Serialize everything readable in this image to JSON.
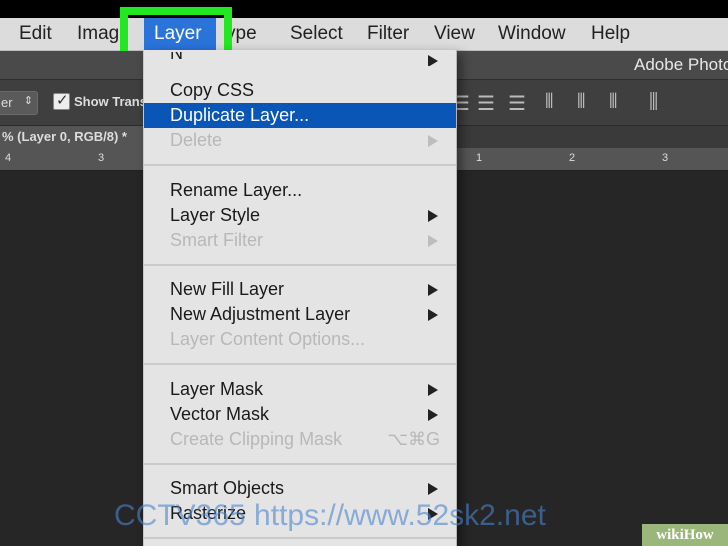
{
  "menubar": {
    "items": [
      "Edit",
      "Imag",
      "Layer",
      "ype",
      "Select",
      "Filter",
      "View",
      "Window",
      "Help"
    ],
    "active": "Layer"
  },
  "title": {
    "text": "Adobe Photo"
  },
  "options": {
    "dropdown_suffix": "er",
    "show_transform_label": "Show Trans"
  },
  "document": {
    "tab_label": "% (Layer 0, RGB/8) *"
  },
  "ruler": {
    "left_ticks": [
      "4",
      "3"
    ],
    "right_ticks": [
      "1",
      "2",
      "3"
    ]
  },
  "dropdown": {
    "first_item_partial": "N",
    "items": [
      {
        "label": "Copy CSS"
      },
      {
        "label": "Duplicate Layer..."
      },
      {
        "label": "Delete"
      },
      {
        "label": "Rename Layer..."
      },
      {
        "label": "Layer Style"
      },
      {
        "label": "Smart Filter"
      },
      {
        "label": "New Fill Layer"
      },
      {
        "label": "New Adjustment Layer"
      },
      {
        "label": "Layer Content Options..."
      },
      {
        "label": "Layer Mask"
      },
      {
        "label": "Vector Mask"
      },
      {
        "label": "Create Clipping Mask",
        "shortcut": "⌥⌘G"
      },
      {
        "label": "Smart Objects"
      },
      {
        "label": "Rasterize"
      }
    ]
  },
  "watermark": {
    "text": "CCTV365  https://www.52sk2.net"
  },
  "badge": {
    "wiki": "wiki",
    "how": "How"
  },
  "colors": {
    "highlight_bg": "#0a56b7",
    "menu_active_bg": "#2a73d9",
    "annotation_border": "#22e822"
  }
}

============

▸ **GIVEN PROBLEM**
Without including any pictures, output all the entries above exactly.

▸ **COMPLETED EXERCISE**
Serialize everything readable in this image to JSON.
{
  "menubar": {
    "items": [
      "Edit",
      "Imag",
      "Layer",
      "ype",
      "Select",
      "Filter",
      "View",
      "Window",
      "Help"
    ],
    "active": "Layer"
  },
  "title": {
    "text": "Adobe Photo"
  },
  "options": {
    "dropdown_suffix": "er",
    "show_transform_label": "Show Trans"
  },
  "document": {
    "tab_label": "% (Layer 0, RGB/8) *"
  },
  "ruler": {
    "left_ticks": [
      "4",
      "3"
    ],
    "right_ticks": [
      "1",
      "2",
      "3"
    ]
  },
  "dropdown": {
    "first_item_partial": "N",
    "items": [
      {
        "label": "Copy CSS"
      },
      {
        "label": "Duplicate Layer..."
      },
      {
        "label": "Delete"
      },
      {
        "label": "Rename Layer..."
      },
      {
        "label": "Layer Style"
      },
      {
        "label": "Smart Filter"
      },
      {
        "label": "New Fill Layer"
      },
      {
        "label": "New Adjustment Layer"
      },
      {
        "label": "Layer Content Options..."
      },
      {
        "label": "Layer Mask"
      },
      {
        "label": "Vector Mask"
      },
      {
        "label": "Create Clipping Mask",
        "shortcut": "⌥⌘G"
      },
      {
        "label": "Smart Objects"
      },
      {
        "label": "Rasterize"
      }
    ]
  },
  "watermark": {
    "text": "CCTV365  https://www.52sk2.net"
  },
  "badge": {
    "wiki": "wiki",
    "how": "How"
  },
  "colors": {
    "highlight_bg": "#0a56b7",
    "menu_active_bg": "#2a73d9",
    "annotation_border": "#22e822"
  }
}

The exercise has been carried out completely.